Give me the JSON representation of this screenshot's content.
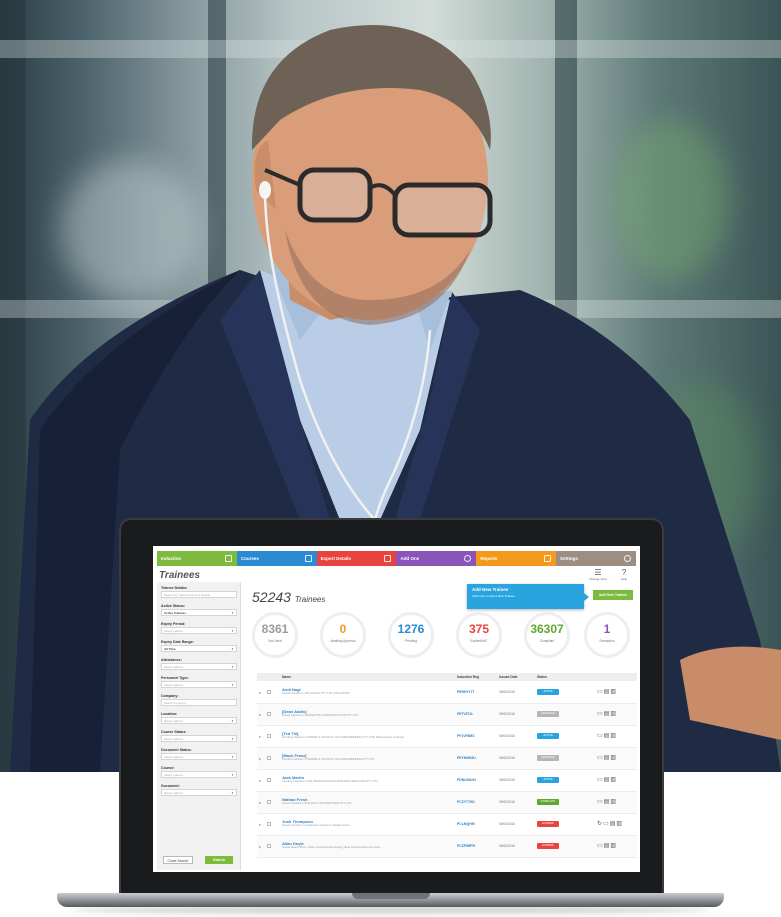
{
  "laptop_app": {
    "nav": [
      {
        "label": "Induction",
        "color": "#7dbb3f"
      },
      {
        "label": "Courses",
        "color": "#2a8bd3"
      },
      {
        "label": "Export Details",
        "color": "#e8433e"
      },
      {
        "label": "Add One",
        "color": "#8a55b8"
      },
      {
        "label": "Reports",
        "color": "#f39a1e"
      },
      {
        "label": "Settings",
        "color": "#9c8e82"
      }
    ],
    "page_title": "Trainees",
    "header_icons": [
      {
        "icon": "list-view-icon",
        "label": "Change View"
      },
      {
        "icon": "help-icon",
        "label": "Help"
      }
    ],
    "filters": [
      {
        "label": "Trainee Details:",
        "value": "Search by Trainee Name & Details",
        "selected": false
      },
      {
        "label": "Active Status:",
        "value": "Active Trainees",
        "selected": true
      },
      {
        "label": "Expiry Period:",
        "value": "Select options",
        "selected": false
      },
      {
        "label": "Expiry Date Range:",
        "value": "All Time",
        "selected": true
      },
      {
        "label": "Attendance:",
        "value": "Select options",
        "selected": false
      },
      {
        "label": "Personnel Type:",
        "value": "Select options",
        "selected": false
      },
      {
        "label": "Company:",
        "value": "Select Company",
        "selected": false
      },
      {
        "label": "Location:",
        "value": "Select options",
        "selected": false
      },
      {
        "label": "Course Status:",
        "value": "Select options",
        "selected": false
      },
      {
        "label": "Document Status:",
        "value": "Select options",
        "selected": false
      },
      {
        "label": "Course:",
        "value": "Select options",
        "selected": false
      },
      {
        "label": "Document:",
        "value": "Select options",
        "selected": false
      }
    ],
    "close_search_label": "Close Search",
    "search_label": "Search",
    "trainee_count": "52243",
    "trainee_count_label": "Trainees",
    "tooltip": {
      "title": "Add New Trainee",
      "text": "Click here to add a New Trainee"
    },
    "add_trainee_label": "Add New Trainee",
    "stats": [
      {
        "value": "8361",
        "label": "Not Used",
        "color": "#9a9a9a"
      },
      {
        "value": "0",
        "label": "Awaiting Approval",
        "color": "#f39a1e"
      },
      {
        "value": "1276",
        "label": "Pending",
        "color": "#2a8bd3"
      },
      {
        "value": "375",
        "label": "Expired/N/C",
        "color": "#e8433e"
      },
      {
        "value": "36307",
        "label": "Compliant",
        "color": "#5ea82f"
      },
      {
        "value": "1",
        "label": "Exemption",
        "color": "#8a55b8"
      }
    ],
    "table_headers": {
      "name": "Name",
      "ref": "Induction Reg",
      "date": "Issued Date",
      "status": "Status"
    },
    "rows": [
      {
        "name": "Andi Nagi",
        "detail": "Issued Induction  |  MN GROUP PTY LTD  |  MN GROUP",
        "ref": "PENHY1TT",
        "date": "05/06/2016",
        "status": "ACTIVE",
        "status_color": "#2aa4de"
      },
      {
        "name": "[Dean Addis]",
        "detail": "Issued Induction  |  MIDDLETON CONSTRUCTIONS PTY LTD",
        "ref": "PE7V571L",
        "date": "05/06/2016",
        "status": "ARCHIVED",
        "status_color": "#b5b5b5"
      },
      {
        "name": "[Ted Till]",
        "detail": "Pending Induction  |  MARINE & COASTAL CIVIL ENGINEERING PTY LTD  |  Maintenance Induction",
        "ref": "PF1VF8MS",
        "date": "05/06/2016",
        "status": "ACTIVE",
        "status_color": "#2aa4de"
      },
      {
        "name": "[Mack Franz]",
        "detail": "Pending Induction  |  MARINE & COASTAL CIVIL ENGINEERING PTY LTD",
        "ref": "PEYMHS6U",
        "date": "05/06/2016",
        "status": "ARCHIVED",
        "status_color": "#b5b5b5"
      },
      {
        "name": "Jack Martin",
        "detail": "Pending Induction  |  THE PROFESSIONALS BUILDING SERVICES PTY LTD",
        "ref": "PDNUHAH4",
        "date": "05/06/2016",
        "status": "ACTIVE",
        "status_color": "#2aa4de"
      },
      {
        "name": "Nathan Fresh",
        "detail": "Issued Induction  |  BUILDCO CONTRACTORS PTY LTD",
        "ref": "PCZYT7SD",
        "date": "05/06/2016",
        "status": "COMPLIANT",
        "status_color": "#5ea82f"
      },
      {
        "name": "Josh Thompson",
        "detail": "Issued Induction  |  Landscape Induction  |  Roads Group",
        "ref": "PCLMQH9I",
        "date": "05/06/2016",
        "status": "EXPIRED",
        "status_color": "#e8433e"
      },
      {
        "name": "Allan Doyle",
        "detail": "Issued Head Office  |  Intune Powered Scheduling  |  Blue Quest Parking Services",
        "ref": "PCZF5RPR",
        "date": "05/06/2016",
        "status": "EXPIRED",
        "status_color": "#e8433e"
      }
    ]
  }
}
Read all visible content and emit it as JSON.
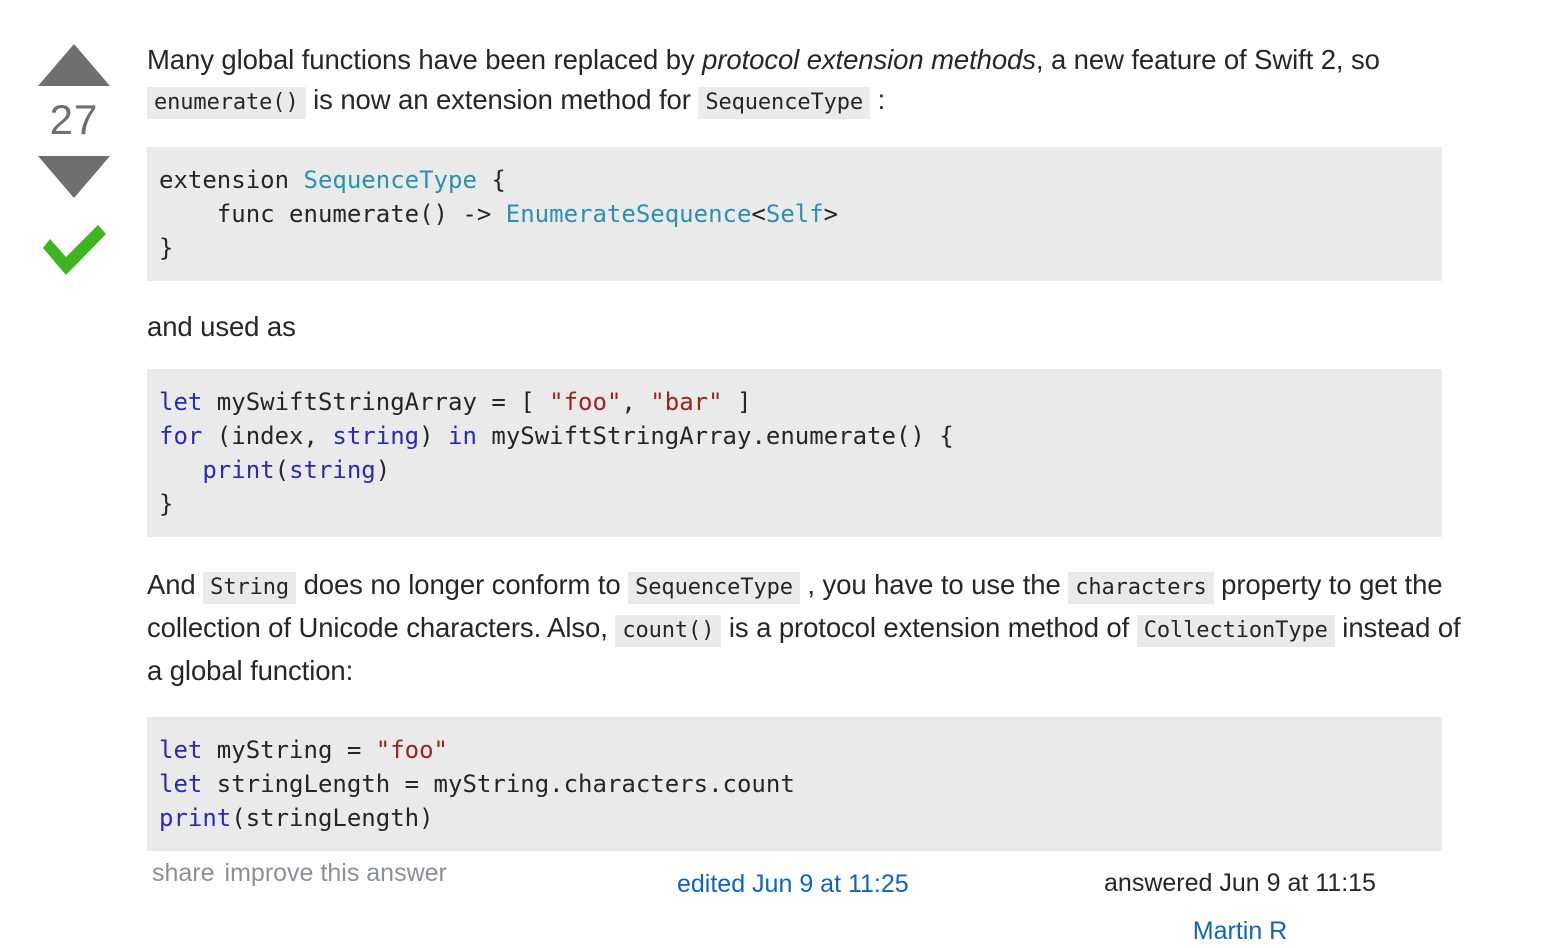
{
  "vote": {
    "upvote_icon": "triangle-up-icon",
    "count": "27",
    "downvote_icon": "triangle-down-icon",
    "accepted_icon": "checkmark-icon",
    "accepted_color": "#3cb521",
    "arrow_color": "#6d6f70"
  },
  "paragraphs": {
    "p1": {
      "s1": "Many global functions have been replaced by ",
      "em1": "protocol extension methods",
      "s2": ", a new feature of Swift 2, so ",
      "code1": "enumerate()",
      "s3": " is now an extension method for ",
      "code2": "SequenceType",
      "s4": " :"
    },
    "p2": {
      "s1": "and used as"
    },
    "p3": {
      "s1": "And ",
      "code1": "String",
      "s2": " does no longer conform to ",
      "code2": "SequenceType",
      "s3": " , you have to use the ",
      "code3": "characters",
      "s4": " property to get the collection of Unicode characters. Also, ",
      "code4": "count()",
      "s5": " is a protocol extension method of ",
      "code5": "CollectionType",
      "s6": " instead of a global function:"
    }
  },
  "code_blocks": {
    "block1": {
      "language": "swift",
      "lines": [
        [
          {
            "t": "extension ",
            "c": "plain"
          },
          {
            "t": "SequenceType",
            "c": "type"
          },
          {
            "t": " {",
            "c": "plain"
          }
        ],
        [
          {
            "t": "    func enumerate() -> ",
            "c": "plain"
          },
          {
            "t": "EnumerateSequence",
            "c": "type"
          },
          {
            "t": "<",
            "c": "plain"
          },
          {
            "t": "Self",
            "c": "type"
          },
          {
            "t": ">",
            "c": "plain"
          }
        ],
        [
          {
            "t": "}",
            "c": "plain"
          }
        ]
      ]
    },
    "block2": {
      "language": "swift",
      "lines": [
        [
          {
            "t": "let",
            "c": "kw"
          },
          {
            "t": " mySwiftStringArray = [ ",
            "c": "plain"
          },
          {
            "t": "\"foo\"",
            "c": "str"
          },
          {
            "t": ", ",
            "c": "plain"
          },
          {
            "t": "\"bar\"",
            "c": "str"
          },
          {
            "t": " ]",
            "c": "plain"
          }
        ],
        [
          {
            "t": "for",
            "c": "kw"
          },
          {
            "t": " (index, ",
            "c": "plain"
          },
          {
            "t": "string",
            "c": "kw"
          },
          {
            "t": ") ",
            "c": "plain"
          },
          {
            "t": "in",
            "c": "kw"
          },
          {
            "t": " mySwiftStringArray.enumerate() {",
            "c": "plain"
          }
        ],
        [
          {
            "t": "   ",
            "c": "plain"
          },
          {
            "t": "print",
            "c": "fn"
          },
          {
            "t": "(",
            "c": "plain"
          },
          {
            "t": "string",
            "c": "kw"
          },
          {
            "t": ")",
            "c": "plain"
          }
        ],
        [
          {
            "t": "}",
            "c": "plain"
          }
        ]
      ]
    },
    "block3": {
      "language": "swift",
      "lines": [
        [
          {
            "t": "let",
            "c": "kw"
          },
          {
            "t": " myString = ",
            "c": "plain"
          },
          {
            "t": "\"foo\"",
            "c": "str"
          }
        ],
        [
          {
            "t": "let",
            "c": "kw"
          },
          {
            "t": " stringLength = myString.characters.count",
            "c": "plain"
          }
        ],
        [
          {
            "t": "print",
            "c": "fn"
          },
          {
            "t": "(stringLength)",
            "c": "plain"
          }
        ]
      ]
    }
  },
  "footer": {
    "share_label": "share",
    "improve_label": "improve this answer",
    "edited_label": "edited Jun 9 at 11:25",
    "answered_label": "answered Jun 9 at 11:15",
    "user_name": "Martin R",
    "link_color": "#0d64c1",
    "muted_color": "#8b9096"
  }
}
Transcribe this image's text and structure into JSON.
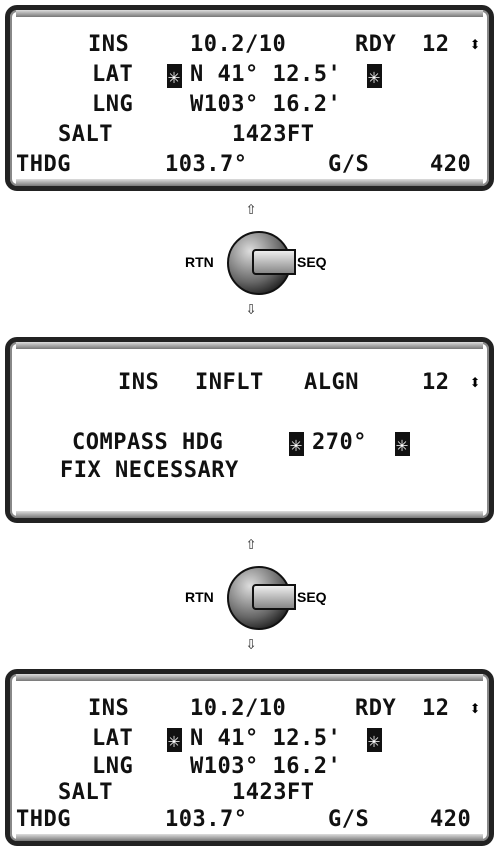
{
  "panel1": {
    "r1": {
      "label": "INS",
      "value": "10.2/10",
      "status": "RDY",
      "num": "12"
    },
    "r2": {
      "label": "LAT",
      "hl1": "✳",
      "value": "N 41° 12.5'",
      "hl2": "✳"
    },
    "r3": {
      "label": "LNG",
      "value": "W103° 16.2'"
    },
    "r4": {
      "label": "SALT",
      "value": "1423FT"
    },
    "r5": {
      "label": "THDG",
      "value": "103.7°",
      "gs": "G/S",
      "gsval": "420"
    },
    "updown": "⬍"
  },
  "knob1": {
    "rtn": "RTN",
    "seq": "SEQ",
    "up": "⇧",
    "down": "⇩"
  },
  "panel2": {
    "r1": {
      "a": "INS",
      "b": "INFLT",
      "c": "ALGN",
      "num": "12"
    },
    "r2": {
      "label": "COMPASS HDG",
      "hl1": "✳",
      "value": "270°",
      "hl2": "✳"
    },
    "r3": {
      "text": "FIX NECESSARY"
    },
    "updown": "⬍"
  },
  "knob2": {
    "rtn": "RTN",
    "seq": "SEQ",
    "up": "⇧",
    "down": "⇩"
  },
  "panel3": {
    "r1": {
      "label": "INS",
      "value": "10.2/10",
      "status": "RDY",
      "num": "12"
    },
    "r2": {
      "label": "LAT",
      "hl1": "✳",
      "value": "N 41° 12.5'",
      "hl2": "✳"
    },
    "r3": {
      "label": "LNG",
      "value": "W103° 16.2'"
    },
    "r4": {
      "label": "SALT",
      "value": "1423FT"
    },
    "r5": {
      "label": "THDG",
      "value": "103.7°",
      "gs": "G/S",
      "gsval": "420"
    },
    "updown": "⬍"
  }
}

#### Task to carry out:
Take the records above from the line with "Transcribe this image's" down to their last line and please copy those lines exactly, without the pictures.

#### Full solution:
Transcribe this image's text and structure into JSON.
{
  "panel1": {
    "r1": {
      "label": "INS",
      "value": "10.2/10",
      "status": "RDY",
      "num": "12"
    },
    "r2": {
      "label": "LAT",
      "hl1": "✳",
      "value": "N 41° 12.5'",
      "hl2": "✳"
    },
    "r3": {
      "label": "LNG",
      "value": "W103° 16.2'"
    },
    "r4": {
      "label": "SALT",
      "value": "1423FT"
    },
    "r5": {
      "label": "THDG",
      "value": "103.7°",
      "gs": "G/S",
      "gsval": "420"
    },
    "updown": "⬍"
  },
  "knob1": {
    "rtn": "RTN",
    "seq": "SEQ",
    "up": "⇧",
    "down": "⇩"
  },
  "panel2": {
    "r1": {
      "a": "INS",
      "b": "INFLT",
      "c": "ALGN",
      "num": "12"
    },
    "r2": {
      "label": "COMPASS HDG",
      "hl1": "✳",
      "value": "270°",
      "hl2": "✳"
    },
    "r3": {
      "text": "FIX NECESSARY"
    },
    "updown": "⬍"
  },
  "knob2": {
    "rtn": "RTN",
    "seq": "SEQ",
    "up": "⇧",
    "down": "⇩"
  },
  "panel3": {
    "r1": {
      "label": "INS",
      "value": "10.2/10",
      "status": "RDY",
      "num": "12"
    },
    "r2": {
      "label": "LAT",
      "hl1": "✳",
      "value": "N 41° 12.5'",
      "hl2": "✳"
    },
    "r3": {
      "label": "LNG",
      "value": "W103° 16.2'"
    },
    "r4": {
      "label": "SALT",
      "value": "1423FT"
    },
    "r5": {
      "label": "THDG",
      "value": "103.7°",
      "gs": "G/S",
      "gsval": "420"
    },
    "updown": "⬍"
  }
}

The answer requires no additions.